+++ RECORDS SHOWN
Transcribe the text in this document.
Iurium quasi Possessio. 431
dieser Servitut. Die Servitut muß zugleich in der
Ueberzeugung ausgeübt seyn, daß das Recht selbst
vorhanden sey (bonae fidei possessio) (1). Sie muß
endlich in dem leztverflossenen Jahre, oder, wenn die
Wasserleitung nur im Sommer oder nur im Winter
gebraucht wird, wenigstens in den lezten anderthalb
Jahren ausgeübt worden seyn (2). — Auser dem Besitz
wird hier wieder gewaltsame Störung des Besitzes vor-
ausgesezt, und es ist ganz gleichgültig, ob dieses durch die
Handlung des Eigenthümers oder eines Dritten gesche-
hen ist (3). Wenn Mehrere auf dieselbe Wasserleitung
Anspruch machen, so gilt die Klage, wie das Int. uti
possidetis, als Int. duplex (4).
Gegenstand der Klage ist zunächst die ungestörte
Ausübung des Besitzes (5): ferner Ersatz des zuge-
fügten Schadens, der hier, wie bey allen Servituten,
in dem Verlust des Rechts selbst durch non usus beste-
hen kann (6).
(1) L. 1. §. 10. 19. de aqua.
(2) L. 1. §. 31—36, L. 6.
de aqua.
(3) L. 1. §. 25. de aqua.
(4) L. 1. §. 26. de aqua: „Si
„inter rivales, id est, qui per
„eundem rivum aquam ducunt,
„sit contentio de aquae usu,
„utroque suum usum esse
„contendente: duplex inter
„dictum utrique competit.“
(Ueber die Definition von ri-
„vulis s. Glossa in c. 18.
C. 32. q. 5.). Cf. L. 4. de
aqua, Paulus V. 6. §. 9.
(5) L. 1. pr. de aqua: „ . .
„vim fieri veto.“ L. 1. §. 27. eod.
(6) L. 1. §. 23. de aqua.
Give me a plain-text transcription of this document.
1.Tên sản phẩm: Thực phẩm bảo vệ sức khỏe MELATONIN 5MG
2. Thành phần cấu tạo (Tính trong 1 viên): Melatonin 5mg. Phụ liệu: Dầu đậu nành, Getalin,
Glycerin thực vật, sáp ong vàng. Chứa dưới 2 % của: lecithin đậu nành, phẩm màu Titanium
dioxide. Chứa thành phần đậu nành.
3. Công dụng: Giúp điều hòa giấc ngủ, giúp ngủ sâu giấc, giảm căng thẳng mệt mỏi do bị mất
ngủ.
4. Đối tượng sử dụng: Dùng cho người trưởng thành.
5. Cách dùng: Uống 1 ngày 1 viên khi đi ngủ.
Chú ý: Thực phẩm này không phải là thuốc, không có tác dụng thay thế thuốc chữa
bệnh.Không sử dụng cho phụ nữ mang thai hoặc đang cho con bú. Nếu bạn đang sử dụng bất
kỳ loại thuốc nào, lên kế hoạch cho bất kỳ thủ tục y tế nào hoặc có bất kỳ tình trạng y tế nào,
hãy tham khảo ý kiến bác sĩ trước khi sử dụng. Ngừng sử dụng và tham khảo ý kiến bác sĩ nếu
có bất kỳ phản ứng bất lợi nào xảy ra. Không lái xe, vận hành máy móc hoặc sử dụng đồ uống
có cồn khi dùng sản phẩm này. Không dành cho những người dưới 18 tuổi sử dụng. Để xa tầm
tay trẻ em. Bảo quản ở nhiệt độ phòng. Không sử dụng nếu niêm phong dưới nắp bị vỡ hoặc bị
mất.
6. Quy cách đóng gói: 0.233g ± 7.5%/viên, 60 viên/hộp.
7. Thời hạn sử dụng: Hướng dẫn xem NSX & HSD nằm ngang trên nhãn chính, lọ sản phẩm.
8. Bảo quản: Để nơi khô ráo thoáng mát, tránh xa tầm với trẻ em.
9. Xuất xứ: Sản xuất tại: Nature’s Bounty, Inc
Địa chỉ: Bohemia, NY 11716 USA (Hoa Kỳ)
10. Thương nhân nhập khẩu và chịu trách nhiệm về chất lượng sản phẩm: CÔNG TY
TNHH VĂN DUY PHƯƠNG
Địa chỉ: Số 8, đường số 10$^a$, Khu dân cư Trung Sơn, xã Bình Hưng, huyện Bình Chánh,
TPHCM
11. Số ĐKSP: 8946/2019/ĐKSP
++++++
* AIM
Report every line in the data above in which the word "dưới" appears.

* COMPLETE OUTPUT
Glycerin thực vật, sáp ong vàng. Chứa dưới 2 % của: lecithin đậu nành, phẩm màu Titanium
có cồn khi dùng sản phẩm này. Không dành cho những người dưới 18 tuổi sử dụng. Để xa tầm
tay trẻ em. Bảo quản ở nhiệt độ phòng. Không sử dụng nếu niêm phong dưới nắp bị vỡ hoặc bị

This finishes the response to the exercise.